WHAT THE TASK ASKS:
Retype the records that come next, word for word.

INPUT FOR THIS TASK:
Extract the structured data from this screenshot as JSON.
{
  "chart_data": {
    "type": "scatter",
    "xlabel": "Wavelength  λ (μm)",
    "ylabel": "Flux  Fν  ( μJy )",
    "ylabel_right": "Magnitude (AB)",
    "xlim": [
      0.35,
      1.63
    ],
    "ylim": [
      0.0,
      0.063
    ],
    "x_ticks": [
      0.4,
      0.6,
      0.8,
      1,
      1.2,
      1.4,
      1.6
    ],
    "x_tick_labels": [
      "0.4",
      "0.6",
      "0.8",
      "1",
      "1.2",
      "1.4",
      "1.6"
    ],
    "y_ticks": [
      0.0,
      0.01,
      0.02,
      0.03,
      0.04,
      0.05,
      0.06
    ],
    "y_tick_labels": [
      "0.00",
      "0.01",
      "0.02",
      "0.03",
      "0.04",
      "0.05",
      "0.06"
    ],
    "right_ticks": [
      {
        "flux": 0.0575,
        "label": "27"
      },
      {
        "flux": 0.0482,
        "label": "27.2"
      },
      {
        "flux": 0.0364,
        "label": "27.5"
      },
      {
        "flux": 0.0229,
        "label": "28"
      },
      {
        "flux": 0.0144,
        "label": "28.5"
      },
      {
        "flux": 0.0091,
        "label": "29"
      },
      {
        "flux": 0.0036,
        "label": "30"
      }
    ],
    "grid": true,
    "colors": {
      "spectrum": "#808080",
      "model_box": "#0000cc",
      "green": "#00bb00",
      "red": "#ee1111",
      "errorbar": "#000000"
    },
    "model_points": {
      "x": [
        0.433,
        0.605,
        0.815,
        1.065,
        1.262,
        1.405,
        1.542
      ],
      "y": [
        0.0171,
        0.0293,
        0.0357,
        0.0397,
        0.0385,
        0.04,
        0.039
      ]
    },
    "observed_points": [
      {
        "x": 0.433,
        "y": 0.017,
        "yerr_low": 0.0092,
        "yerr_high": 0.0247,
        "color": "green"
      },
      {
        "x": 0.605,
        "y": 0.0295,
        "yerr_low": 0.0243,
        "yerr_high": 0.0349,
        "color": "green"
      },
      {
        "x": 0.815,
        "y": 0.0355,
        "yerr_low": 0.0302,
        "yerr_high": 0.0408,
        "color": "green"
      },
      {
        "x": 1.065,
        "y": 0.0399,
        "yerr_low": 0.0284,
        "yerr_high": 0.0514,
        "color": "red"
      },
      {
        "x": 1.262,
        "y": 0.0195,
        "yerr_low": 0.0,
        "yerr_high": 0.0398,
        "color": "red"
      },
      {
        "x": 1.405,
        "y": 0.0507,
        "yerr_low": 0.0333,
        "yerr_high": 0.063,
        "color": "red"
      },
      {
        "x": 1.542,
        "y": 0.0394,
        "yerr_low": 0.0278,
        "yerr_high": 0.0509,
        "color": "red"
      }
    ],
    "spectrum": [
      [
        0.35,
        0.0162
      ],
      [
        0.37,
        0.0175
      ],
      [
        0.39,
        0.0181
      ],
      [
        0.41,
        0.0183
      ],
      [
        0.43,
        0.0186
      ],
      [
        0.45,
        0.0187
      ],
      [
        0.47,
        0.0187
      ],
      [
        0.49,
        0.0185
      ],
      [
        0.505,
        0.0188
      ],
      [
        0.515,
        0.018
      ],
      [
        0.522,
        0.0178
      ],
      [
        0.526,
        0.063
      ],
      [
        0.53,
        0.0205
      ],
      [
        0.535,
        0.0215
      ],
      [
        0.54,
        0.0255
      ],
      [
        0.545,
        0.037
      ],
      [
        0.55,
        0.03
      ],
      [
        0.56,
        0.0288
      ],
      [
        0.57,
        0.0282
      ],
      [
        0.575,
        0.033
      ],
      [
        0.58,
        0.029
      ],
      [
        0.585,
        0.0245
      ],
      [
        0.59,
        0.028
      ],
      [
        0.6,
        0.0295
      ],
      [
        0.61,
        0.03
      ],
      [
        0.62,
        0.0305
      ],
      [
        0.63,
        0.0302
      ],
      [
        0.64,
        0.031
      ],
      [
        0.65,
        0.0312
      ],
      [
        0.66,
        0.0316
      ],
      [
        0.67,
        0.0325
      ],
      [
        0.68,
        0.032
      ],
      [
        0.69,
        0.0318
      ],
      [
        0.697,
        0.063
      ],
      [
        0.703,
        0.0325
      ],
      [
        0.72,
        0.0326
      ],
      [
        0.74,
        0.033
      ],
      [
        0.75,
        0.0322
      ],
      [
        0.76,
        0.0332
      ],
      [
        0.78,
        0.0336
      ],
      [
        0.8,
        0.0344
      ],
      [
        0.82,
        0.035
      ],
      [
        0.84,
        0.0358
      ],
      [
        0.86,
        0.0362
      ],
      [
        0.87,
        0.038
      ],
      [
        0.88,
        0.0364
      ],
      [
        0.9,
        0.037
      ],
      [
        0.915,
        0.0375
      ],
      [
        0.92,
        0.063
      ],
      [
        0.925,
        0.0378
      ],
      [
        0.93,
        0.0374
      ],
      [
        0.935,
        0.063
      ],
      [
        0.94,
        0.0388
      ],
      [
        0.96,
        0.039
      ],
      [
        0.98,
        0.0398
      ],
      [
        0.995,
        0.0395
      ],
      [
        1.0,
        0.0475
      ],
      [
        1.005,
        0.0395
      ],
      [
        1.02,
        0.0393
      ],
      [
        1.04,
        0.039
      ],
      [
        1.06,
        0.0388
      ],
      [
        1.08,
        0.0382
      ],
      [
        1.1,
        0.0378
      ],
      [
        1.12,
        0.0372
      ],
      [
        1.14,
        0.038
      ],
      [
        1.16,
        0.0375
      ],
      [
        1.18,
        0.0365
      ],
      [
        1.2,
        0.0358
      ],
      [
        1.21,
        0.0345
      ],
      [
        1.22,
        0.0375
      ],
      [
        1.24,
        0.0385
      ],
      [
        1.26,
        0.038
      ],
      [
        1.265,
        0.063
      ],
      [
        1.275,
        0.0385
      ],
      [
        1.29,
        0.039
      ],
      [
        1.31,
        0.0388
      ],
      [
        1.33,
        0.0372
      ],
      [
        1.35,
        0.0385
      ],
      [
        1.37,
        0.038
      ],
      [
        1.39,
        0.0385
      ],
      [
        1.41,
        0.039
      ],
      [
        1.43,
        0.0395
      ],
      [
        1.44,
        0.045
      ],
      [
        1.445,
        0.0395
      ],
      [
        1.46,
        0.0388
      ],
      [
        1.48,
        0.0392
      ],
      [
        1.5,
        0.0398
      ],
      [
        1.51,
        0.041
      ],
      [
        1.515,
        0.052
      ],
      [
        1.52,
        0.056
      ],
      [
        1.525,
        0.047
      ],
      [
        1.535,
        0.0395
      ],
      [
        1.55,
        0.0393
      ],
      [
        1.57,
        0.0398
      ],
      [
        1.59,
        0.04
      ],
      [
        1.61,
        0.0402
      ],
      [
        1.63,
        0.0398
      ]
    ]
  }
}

CORRECT OUTPUT:
Extract the structured data from this screenshot as JSON.
{
  "chart_data": {
    "type": "scatter",
    "xlabel": "Wavelength  λ (μm)",
    "ylabel": "Flux  Fν  ( μJy )",
    "ylabel_right": "Magnitude (AB)",
    "xlim": [
      0.35,
      1.63
    ],
    "ylim": [
      0.0,
      0.063
    ],
    "x_ticks": [
      0.4,
      0.6,
      0.8,
      1,
      1.2,
      1.4,
      1.6
    ],
    "x_tick_labels": [
      "0.4",
      "0.6",
      "0.8",
      "1",
      "1.2",
      "1.4",
      "1.6"
    ],
    "y_ticks": [
      0.0,
      0.01,
      0.02,
      0.03,
      0.04,
      0.05,
      0.06
    ],
    "y_tick_labels": [
      "0.00",
      "0.01",
      "0.02",
      "0.03",
      "0.04",
      "0.05",
      "0.06"
    ],
    "right_ticks": [
      {
        "flux": 0.0575,
        "label": "27"
      },
      {
        "flux": 0.0482,
        "label": "27.2"
      },
      {
        "flux": 0.0364,
        "label": "27.5"
      },
      {
        "flux": 0.0229,
        "label": "28"
      },
      {
        "flux": 0.0144,
        "label": "28.5"
      },
      {
        "flux": 0.0091,
        "label": "29"
      },
      {
        "flux": 0.0036,
        "label": "30"
      }
    ],
    "grid": true,
    "colors": {
      "spectrum": "#808080",
      "model_box": "#0000cc",
      "green": "#00bb00",
      "red": "#ee1111",
      "errorbar": "#000000"
    },
    "model_points": {
      "x": [
        0.433,
        0.605,
        0.815,
        1.065,
        1.262,
        1.405,
        1.542
      ],
      "y": [
        0.0171,
        0.0293,
        0.0357,
        0.0397,
        0.0385,
        0.04,
        0.039
      ]
    },
    "observed_points": [
      {
        "x": 0.433,
        "y": 0.017,
        "yerr_low": 0.0092,
        "yerr_high": 0.0247,
        "color": "green"
      },
      {
        "x": 0.605,
        "y": 0.0295,
        "yerr_low": 0.0243,
        "yerr_high": 0.0349,
        "color": "green"
      },
      {
        "x": 0.815,
        "y": 0.0355,
        "yerr_low": 0.0302,
        "yerr_high": 0.0408,
        "color": "green"
      },
      {
        "x": 1.065,
        "y": 0.0399,
        "yerr_low": 0.0284,
        "yerr_high": 0.0514,
        "color": "red"
      },
      {
        "x": 1.262,
        "y": 0.0195,
        "yerr_low": 0.0,
        "yerr_high": 0.0398,
        "color": "red"
      },
      {
        "x": 1.405,
        "y": 0.0507,
        "yerr_low": 0.0333,
        "yerr_high": 0.063,
        "color": "red"
      },
      {
        "x": 1.542,
        "y": 0.0394,
        "yerr_low": 0.0278,
        "yerr_high": 0.0509,
        "color": "red"
      }
    ],
    "spectrum": [
      [
        0.35,
        0.0162
      ],
      [
        0.37,
        0.0175
      ],
      [
        0.39,
        0.0181
      ],
      [
        0.41,
        0.0183
      ],
      [
        0.43,
        0.0186
      ],
      [
        0.45,
        0.0187
      ],
      [
        0.47,
        0.0187
      ],
      [
        0.49,
        0.0185
      ],
      [
        0.505,
        0.0188
      ],
      [
        0.515,
        0.018
      ],
      [
        0.522,
        0.0178
      ],
      [
        0.526,
        0.063
      ],
      [
        0.53,
        0.0205
      ],
      [
        0.535,
        0.0215
      ],
      [
        0.54,
        0.0255
      ],
      [
        0.545,
        0.037
      ],
      [
        0.55,
        0.03
      ],
      [
        0.56,
        0.0288
      ],
      [
        0.57,
        0.0282
      ],
      [
        0.575,
        0.033
      ],
      [
        0.58,
        0.029
      ],
      [
        0.585,
        0.0245
      ],
      [
        0.59,
        0.028
      ],
      [
        0.6,
        0.0295
      ],
      [
        0.61,
        0.03
      ],
      [
        0.62,
        0.0305
      ],
      [
        0.63,
        0.0302
      ],
      [
        0.64,
        0.031
      ],
      [
        0.65,
        0.0312
      ],
      [
        0.66,
        0.0316
      ],
      [
        0.67,
        0.0325
      ],
      [
        0.68,
        0.032
      ],
      [
        0.69,
        0.0318
      ],
      [
        0.697,
        0.063
      ],
      [
        0.703,
        0.0325
      ],
      [
        0.72,
        0.0326
      ],
      [
        0.74,
        0.033
      ],
      [
        0.75,
        0.0322
      ],
      [
        0.76,
        0.0332
      ],
      [
        0.78,
        0.0336
      ],
      [
        0.8,
        0.0344
      ],
      [
        0.82,
        0.035
      ],
      [
        0.84,
        0.0358
      ],
      [
        0.86,
        0.0362
      ],
      [
        0.87,
        0.038
      ],
      [
        0.88,
        0.0364
      ],
      [
        0.9,
        0.037
      ],
      [
        0.915,
        0.0375
      ],
      [
        0.92,
        0.063
      ],
      [
        0.925,
        0.0378
      ],
      [
        0.93,
        0.0374
      ],
      [
        0.935,
        0.063
      ],
      [
        0.94,
        0.0388
      ],
      [
        0.96,
        0.039
      ],
      [
        0.98,
        0.0398
      ],
      [
        0.995,
        0.0395
      ],
      [
        1.0,
        0.0475
      ],
      [
        1.005,
        0.0395
      ],
      [
        1.02,
        0.0393
      ],
      [
        1.04,
        0.039
      ],
      [
        1.06,
        0.0388
      ],
      [
        1.08,
        0.0382
      ],
      [
        1.1,
        0.0378
      ],
      [
        1.12,
        0.0372
      ],
      [
        1.14,
        0.038
      ],
      [
        1.16,
        0.0375
      ],
      [
        1.18,
        0.0365
      ],
      [
        1.2,
        0.0358
      ],
      [
        1.21,
        0.0345
      ],
      [
        1.22,
        0.0375
      ],
      [
        1.24,
        0.0385
      ],
      [
        1.26,
        0.038
      ],
      [
        1.265,
        0.063
      ],
      [
        1.275,
        0.0385
      ],
      [
        1.29,
        0.039
      ],
      [
        1.31,
        0.0388
      ],
      [
        1.33,
        0.0372
      ],
      [
        1.35,
        0.0385
      ],
      [
        1.37,
        0.038
      ],
      [
        1.39,
        0.0385
      ],
      [
        1.41,
        0.039
      ],
      [
        1.43,
        0.0395
      ],
      [
        1.44,
        0.045
      ],
      [
        1.445,
        0.0395
      ],
      [
        1.46,
        0.0388
      ],
      [
        1.48,
        0.0392
      ],
      [
        1.5,
        0.0398
      ],
      [
        1.51,
        0.041
      ],
      [
        1.515,
        0.052
      ],
      [
        1.52,
        0.056
      ],
      [
        1.525,
        0.047
      ],
      [
        1.535,
        0.0395
      ],
      [
        1.55,
        0.0393
      ],
      [
        1.57,
        0.0398
      ],
      [
        1.59,
        0.04
      ],
      [
        1.61,
        0.0402
      ],
      [
        1.63,
        0.0398
      ]
    ]
  }
}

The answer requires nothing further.